* begin *
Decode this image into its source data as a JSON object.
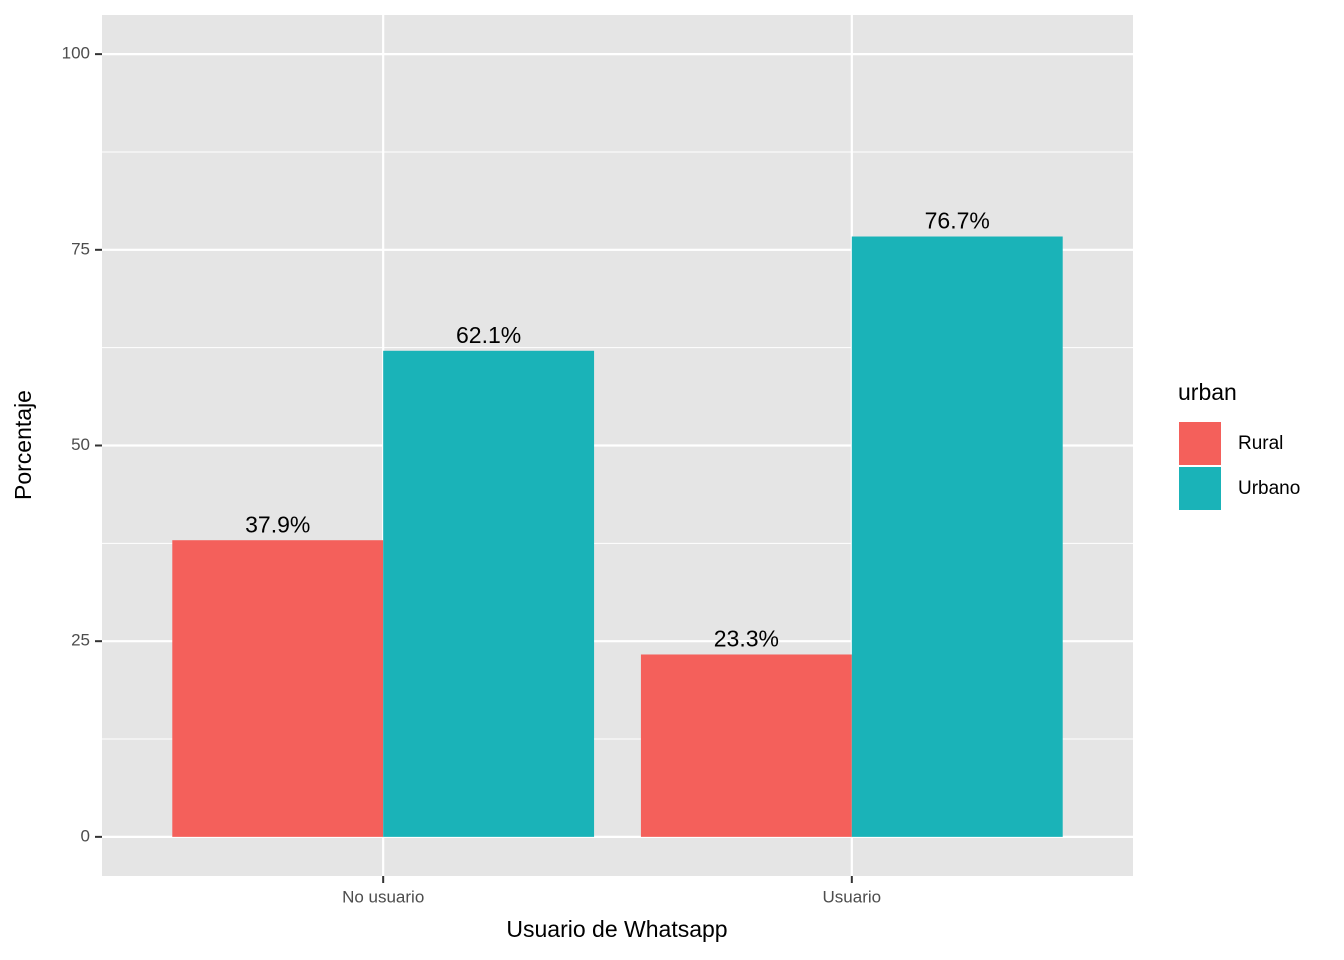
{
  "chart_data": {
    "type": "bar",
    "x_label": "Usuario de Whatsapp",
    "y_label": "Porcentaje",
    "categories": [
      "No usuario",
      "Usuario"
    ],
    "legend_title": "urban",
    "series": [
      {
        "name": "Rural",
        "color": "#f4605b",
        "values": [
          37.9,
          23.3
        ],
        "value_labels": [
          "37.9%",
          "23.3%"
        ]
      },
      {
        "name": "Urbano",
        "color": "#1ab3b8",
        "values": [
          62.1,
          76.7
        ],
        "value_labels": [
          "62.1%",
          "76.7%"
        ]
      }
    ],
    "ylim": [
      -5,
      105
    ],
    "yticks": [
      0,
      25,
      50,
      75,
      100
    ],
    "grid": true,
    "legend": "right"
  }
}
* end *
■ WRITTEN EXERCISE: Take the listing and print it again exactly, but without any pictures.

■ ANSWER:
Decode this image into its source data as a JSON object.
{
  "chart_data": {
    "type": "bar",
    "x_label": "Usuario de Whatsapp",
    "y_label": "Porcentaje",
    "categories": [
      "No usuario",
      "Usuario"
    ],
    "legend_title": "urban",
    "series": [
      {
        "name": "Rural",
        "color": "#f4605b",
        "values": [
          37.9,
          23.3
        ],
        "value_labels": [
          "37.9%",
          "23.3%"
        ]
      },
      {
        "name": "Urbano",
        "color": "#1ab3b8",
        "values": [
          62.1,
          76.7
        ],
        "value_labels": [
          "62.1%",
          "76.7%"
        ]
      }
    ],
    "ylim": [
      -5,
      105
    ],
    "yticks": [
      0,
      25,
      50,
      75,
      100
    ],
    "grid": true,
    "legend": "right"
  }
}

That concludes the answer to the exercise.